## Information provided
┌──
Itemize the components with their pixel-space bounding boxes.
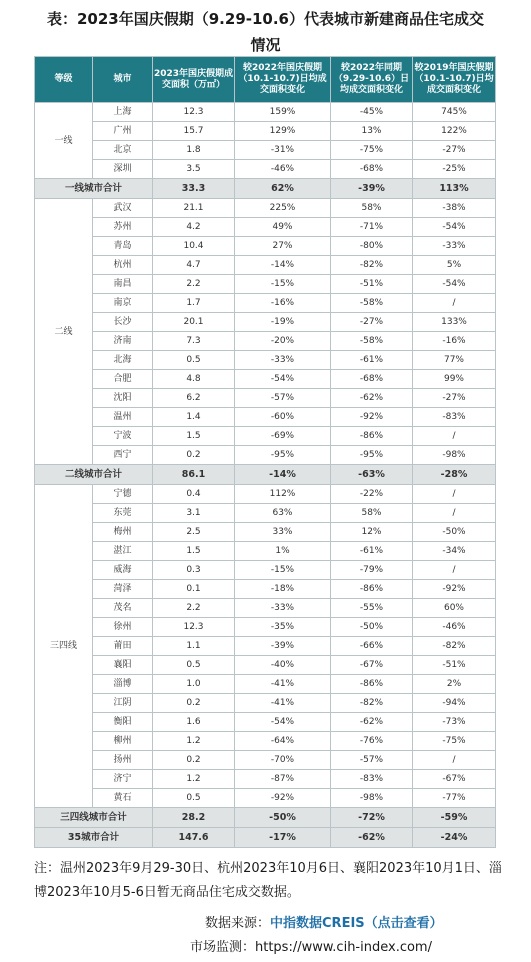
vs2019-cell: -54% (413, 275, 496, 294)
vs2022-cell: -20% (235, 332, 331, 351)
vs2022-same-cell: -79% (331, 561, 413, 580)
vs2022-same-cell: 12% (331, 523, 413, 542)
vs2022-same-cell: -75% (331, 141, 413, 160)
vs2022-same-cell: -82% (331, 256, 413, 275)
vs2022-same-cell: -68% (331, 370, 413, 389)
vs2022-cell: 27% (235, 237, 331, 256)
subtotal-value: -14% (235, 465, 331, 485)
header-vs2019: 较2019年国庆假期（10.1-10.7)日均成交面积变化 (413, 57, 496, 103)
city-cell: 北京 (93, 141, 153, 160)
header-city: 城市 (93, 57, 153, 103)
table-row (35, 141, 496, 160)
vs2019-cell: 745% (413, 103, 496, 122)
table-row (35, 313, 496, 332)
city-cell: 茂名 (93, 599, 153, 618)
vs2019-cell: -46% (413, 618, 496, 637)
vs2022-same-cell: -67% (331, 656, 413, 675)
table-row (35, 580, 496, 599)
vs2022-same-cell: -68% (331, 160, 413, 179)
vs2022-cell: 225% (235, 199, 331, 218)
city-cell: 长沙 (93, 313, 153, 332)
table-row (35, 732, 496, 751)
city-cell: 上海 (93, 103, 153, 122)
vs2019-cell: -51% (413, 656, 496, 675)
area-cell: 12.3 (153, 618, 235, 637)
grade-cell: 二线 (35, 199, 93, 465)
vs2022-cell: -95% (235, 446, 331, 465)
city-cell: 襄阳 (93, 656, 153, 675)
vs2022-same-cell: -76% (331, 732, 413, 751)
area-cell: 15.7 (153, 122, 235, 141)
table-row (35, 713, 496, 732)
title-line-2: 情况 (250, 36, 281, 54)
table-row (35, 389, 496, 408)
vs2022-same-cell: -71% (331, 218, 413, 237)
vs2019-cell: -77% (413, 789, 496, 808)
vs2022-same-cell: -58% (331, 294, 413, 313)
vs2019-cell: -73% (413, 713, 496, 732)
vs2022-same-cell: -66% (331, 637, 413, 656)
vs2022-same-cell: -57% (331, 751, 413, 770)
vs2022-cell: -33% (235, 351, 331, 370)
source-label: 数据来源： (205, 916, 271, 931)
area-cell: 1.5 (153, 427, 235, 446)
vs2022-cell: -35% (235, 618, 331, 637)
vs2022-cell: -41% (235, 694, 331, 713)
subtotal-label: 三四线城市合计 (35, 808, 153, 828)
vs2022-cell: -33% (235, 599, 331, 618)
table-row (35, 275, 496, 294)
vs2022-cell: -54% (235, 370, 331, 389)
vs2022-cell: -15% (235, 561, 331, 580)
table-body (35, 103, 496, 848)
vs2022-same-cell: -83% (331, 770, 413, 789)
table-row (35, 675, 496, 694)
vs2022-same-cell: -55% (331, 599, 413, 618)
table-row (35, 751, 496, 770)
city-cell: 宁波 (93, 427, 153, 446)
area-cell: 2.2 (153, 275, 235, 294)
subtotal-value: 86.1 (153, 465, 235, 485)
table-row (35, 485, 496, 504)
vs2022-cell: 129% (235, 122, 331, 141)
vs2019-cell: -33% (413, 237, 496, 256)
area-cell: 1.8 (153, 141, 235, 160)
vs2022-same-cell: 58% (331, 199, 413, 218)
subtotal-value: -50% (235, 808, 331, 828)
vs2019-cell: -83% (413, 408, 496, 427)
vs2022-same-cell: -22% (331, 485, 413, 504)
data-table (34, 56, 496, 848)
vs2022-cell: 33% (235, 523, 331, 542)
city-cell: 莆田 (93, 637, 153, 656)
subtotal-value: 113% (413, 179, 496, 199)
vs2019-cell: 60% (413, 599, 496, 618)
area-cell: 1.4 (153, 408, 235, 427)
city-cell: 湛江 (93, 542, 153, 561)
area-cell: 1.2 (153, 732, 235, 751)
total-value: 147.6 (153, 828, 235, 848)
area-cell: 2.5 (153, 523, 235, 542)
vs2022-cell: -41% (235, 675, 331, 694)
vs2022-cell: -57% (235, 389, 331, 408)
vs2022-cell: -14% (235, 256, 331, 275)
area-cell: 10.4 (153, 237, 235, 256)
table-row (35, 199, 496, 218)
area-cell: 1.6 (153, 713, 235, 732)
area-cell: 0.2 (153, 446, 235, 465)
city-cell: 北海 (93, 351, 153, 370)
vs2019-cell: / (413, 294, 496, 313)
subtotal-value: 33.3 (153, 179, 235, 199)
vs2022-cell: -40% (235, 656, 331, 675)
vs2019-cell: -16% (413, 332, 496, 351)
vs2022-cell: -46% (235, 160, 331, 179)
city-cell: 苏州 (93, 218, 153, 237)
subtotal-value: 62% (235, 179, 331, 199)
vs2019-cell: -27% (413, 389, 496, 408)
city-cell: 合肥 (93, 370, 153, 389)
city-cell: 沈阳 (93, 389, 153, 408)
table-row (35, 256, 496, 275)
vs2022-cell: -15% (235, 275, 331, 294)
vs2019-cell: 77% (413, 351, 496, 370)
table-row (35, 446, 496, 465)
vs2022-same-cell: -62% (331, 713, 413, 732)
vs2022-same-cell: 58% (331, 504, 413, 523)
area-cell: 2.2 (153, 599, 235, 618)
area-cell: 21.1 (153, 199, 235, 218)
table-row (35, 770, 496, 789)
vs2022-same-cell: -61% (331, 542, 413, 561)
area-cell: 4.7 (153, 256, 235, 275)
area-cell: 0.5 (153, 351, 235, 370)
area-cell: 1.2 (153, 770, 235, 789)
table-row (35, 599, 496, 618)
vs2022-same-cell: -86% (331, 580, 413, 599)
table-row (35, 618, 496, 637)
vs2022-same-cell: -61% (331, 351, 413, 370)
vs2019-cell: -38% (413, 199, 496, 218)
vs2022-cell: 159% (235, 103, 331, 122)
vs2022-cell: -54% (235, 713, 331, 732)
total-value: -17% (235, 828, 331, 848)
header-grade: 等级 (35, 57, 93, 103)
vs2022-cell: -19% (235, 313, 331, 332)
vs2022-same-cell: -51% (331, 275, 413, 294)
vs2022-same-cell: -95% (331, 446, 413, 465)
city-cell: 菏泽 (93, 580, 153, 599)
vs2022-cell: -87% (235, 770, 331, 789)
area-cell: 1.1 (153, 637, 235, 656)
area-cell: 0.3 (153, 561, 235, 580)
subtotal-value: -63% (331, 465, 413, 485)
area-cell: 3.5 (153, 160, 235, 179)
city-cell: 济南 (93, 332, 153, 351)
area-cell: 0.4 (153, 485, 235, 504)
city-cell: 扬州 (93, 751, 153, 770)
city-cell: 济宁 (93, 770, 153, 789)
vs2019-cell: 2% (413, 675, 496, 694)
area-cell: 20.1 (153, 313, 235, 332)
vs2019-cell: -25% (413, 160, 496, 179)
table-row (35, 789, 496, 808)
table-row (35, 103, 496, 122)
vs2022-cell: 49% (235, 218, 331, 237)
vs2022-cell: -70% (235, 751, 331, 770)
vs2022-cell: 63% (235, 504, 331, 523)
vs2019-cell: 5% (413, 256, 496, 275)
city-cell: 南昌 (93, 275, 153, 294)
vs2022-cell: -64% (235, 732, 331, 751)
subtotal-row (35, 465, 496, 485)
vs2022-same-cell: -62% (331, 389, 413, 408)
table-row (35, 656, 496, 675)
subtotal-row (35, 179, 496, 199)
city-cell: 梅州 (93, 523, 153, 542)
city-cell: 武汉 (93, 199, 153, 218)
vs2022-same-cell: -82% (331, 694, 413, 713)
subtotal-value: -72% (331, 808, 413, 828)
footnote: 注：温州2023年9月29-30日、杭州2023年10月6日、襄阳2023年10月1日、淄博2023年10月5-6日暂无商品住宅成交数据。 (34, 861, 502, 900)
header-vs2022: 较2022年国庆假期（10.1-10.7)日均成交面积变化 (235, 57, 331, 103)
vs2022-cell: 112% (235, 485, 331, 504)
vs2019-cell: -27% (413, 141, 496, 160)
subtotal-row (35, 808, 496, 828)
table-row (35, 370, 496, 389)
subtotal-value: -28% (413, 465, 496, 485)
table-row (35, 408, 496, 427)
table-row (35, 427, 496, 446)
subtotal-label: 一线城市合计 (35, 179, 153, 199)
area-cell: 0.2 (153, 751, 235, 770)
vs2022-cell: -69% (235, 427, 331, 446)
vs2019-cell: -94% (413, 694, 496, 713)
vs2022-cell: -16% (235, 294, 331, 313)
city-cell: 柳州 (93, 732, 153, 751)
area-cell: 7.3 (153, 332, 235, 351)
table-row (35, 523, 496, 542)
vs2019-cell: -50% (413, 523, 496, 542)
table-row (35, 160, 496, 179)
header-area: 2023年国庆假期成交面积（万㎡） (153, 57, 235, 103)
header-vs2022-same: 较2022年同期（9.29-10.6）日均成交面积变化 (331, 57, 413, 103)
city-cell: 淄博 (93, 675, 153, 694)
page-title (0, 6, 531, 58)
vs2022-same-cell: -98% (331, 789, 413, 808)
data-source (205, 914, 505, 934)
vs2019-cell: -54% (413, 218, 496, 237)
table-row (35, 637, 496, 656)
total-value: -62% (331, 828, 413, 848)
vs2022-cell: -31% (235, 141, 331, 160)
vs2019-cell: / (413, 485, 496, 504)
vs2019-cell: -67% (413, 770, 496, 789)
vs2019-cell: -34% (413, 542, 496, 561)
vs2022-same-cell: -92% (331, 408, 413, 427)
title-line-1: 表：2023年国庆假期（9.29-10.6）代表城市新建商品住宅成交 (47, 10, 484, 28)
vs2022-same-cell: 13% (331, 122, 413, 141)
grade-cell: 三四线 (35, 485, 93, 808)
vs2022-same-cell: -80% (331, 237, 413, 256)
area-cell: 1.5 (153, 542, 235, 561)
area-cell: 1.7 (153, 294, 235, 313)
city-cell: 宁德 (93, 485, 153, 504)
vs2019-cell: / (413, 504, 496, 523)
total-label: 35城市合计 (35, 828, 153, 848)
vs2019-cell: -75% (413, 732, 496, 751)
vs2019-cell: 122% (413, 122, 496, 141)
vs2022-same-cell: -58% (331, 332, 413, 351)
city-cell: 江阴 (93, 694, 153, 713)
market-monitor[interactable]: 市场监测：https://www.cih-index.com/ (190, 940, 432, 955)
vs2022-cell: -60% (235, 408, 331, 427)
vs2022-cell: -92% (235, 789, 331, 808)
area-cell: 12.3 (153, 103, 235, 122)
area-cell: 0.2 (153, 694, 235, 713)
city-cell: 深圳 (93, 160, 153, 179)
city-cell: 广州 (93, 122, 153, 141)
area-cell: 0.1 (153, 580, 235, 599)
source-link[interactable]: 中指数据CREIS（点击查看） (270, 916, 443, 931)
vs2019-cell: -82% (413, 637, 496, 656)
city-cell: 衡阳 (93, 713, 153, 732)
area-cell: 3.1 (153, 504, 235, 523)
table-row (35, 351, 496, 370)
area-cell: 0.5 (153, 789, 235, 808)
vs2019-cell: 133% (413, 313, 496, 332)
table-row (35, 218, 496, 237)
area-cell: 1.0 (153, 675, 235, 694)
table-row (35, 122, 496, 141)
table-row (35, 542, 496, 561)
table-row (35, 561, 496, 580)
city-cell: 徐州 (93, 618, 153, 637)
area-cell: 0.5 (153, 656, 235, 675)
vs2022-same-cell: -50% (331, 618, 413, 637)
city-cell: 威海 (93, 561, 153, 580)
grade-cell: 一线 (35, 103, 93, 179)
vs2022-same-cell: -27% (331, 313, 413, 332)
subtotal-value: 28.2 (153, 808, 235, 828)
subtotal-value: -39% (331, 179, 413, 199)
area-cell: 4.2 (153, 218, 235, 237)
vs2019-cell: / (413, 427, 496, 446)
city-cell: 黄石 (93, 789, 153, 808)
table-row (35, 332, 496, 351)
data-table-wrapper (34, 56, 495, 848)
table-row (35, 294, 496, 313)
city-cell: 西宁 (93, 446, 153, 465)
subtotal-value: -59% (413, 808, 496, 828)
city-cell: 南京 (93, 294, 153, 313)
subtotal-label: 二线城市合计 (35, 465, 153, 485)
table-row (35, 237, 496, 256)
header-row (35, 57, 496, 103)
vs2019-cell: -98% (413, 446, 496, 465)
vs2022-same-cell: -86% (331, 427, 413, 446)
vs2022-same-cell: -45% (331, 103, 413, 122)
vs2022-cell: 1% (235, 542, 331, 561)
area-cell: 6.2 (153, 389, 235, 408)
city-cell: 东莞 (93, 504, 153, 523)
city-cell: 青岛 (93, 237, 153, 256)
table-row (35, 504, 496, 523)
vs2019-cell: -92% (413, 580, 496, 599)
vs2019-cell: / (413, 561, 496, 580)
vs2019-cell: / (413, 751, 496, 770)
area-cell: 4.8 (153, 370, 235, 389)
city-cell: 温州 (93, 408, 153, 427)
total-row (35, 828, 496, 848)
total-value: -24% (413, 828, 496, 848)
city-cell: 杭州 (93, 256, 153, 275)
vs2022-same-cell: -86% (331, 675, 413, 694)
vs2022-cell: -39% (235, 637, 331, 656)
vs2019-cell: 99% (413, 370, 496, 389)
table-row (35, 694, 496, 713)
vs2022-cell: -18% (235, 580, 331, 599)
└──
## Task details
Convert the entries from the line containing "vs2019-cell: -54% (413, 275, 496, 294)" through the line containing "city-cell: 宁波 (93, 427, 153, 446)", both included, into a numbered list, and omit any blank lines.

## Output for this task
1. vs2019-cell: -54% (413, 275, 496, 294)
2. vs2022-cell: -20% (235, 332, 331, 351)
3. vs2022-same-cell: -79% (331, 561, 413, 580)
4. vs2022-same-cell: 12% (331, 523, 413, 542)
5. vs2022-same-cell: -75% (331, 141, 413, 160)
6. vs2022-same-cell: -82% (331, 256, 413, 275)
7. vs2022-same-cell: -68% (331, 370, 413, 389)
8. vs2022-cell: 27% (235, 237, 331, 256)
9. subtotal-value: -14% (235, 465, 331, 485)
10. header-vs2019: 较2019年国庆假期（10.1-10.7)日均成交面积变化 (413, 57, 496, 103)
11. city-cell: 北京 (93, 141, 153, 160)
12. header-city: 城市 (93, 57, 153, 103)
13. table-row (35, 141, 496, 160)
14. vs2019-cell: 745% (413, 103, 496, 122)
15. table-row (35, 313, 496, 332)
16. city-cell: 茂名 (93, 599, 153, 618)
17. vs2019-cell: -46% (413, 618, 496, 637)
18. vs2022-same-cell: -67% (331, 656, 413, 675)
19. table-row (35, 580, 496, 599)
20. vs2022-same-cell: -68% (331, 160, 413, 179)
21. vs2022-cell: 225% (235, 199, 331, 218)
22. city-cell: 长沙 (93, 313, 153, 332)
23. table-row (35, 732, 496, 751)
24. city-cell: 上海 (93, 103, 153, 122)
25. vs2019-cell: -51% (413, 656, 496, 675)
26. area-cell: 12.3 (153, 618, 235, 637)
27. grade-cell: 二线 (35, 199, 93, 465)
28. vs2022-cell: -95% (235, 446, 331, 465)
29. city-cell: 襄阳 (93, 656, 153, 675)
30. vs2022-same-cell: -76% (331, 732, 413, 751)
31. area-cell: 15.7 (153, 122, 235, 141)
32. table-row (35, 713, 496, 732)
33. title-line-2: 情况 (250, 36, 281, 54)
34. table-row (35, 389, 496, 408)
35. vs2022-same-cell: -71% (331, 218, 413, 237)
36. vs2019-cell: -77% (413, 789, 496, 808)
37. vs2022-same-cell: -58% (331, 294, 413, 313)
38. vs2019-cell: -73% (413, 713, 496, 732)
39. vs2022-same-cell: -66% (331, 637, 413, 656)
40. vs2022-same-cell: -57% (331, 751, 413, 770)
41. vs2022-cell: -33% (235, 351, 331, 370)
42. source-label: 数据来源： (205, 916, 271, 931)
43. area-cell: 1.5 (153, 427, 235, 446)
44. vs2022-cell: -35% (235, 618, 331, 637)
45. vs2022-cell: -41% (235, 694, 331, 713)
46. subtotal-label: 三四线城市合计 (35, 808, 153, 828)
47. vs2022-cell: -33% (235, 599, 331, 618)
48. table-row (35, 275, 496, 294)
49. vs2022-cell: -54% (235, 370, 331, 389)
50. vs2022-cell: -15% (235, 561, 331, 580)
51. table-body (35, 103, 496, 848)
52. vs2022-same-cell: -83% (331, 770, 413, 789)
53. table-row (35, 675, 496, 694)
54. vs2022-same-cell: -55% (331, 599, 413, 618)
55. table-row (35, 751, 496, 770)
56. city-cell: 宁波 (93, 427, 153, 446)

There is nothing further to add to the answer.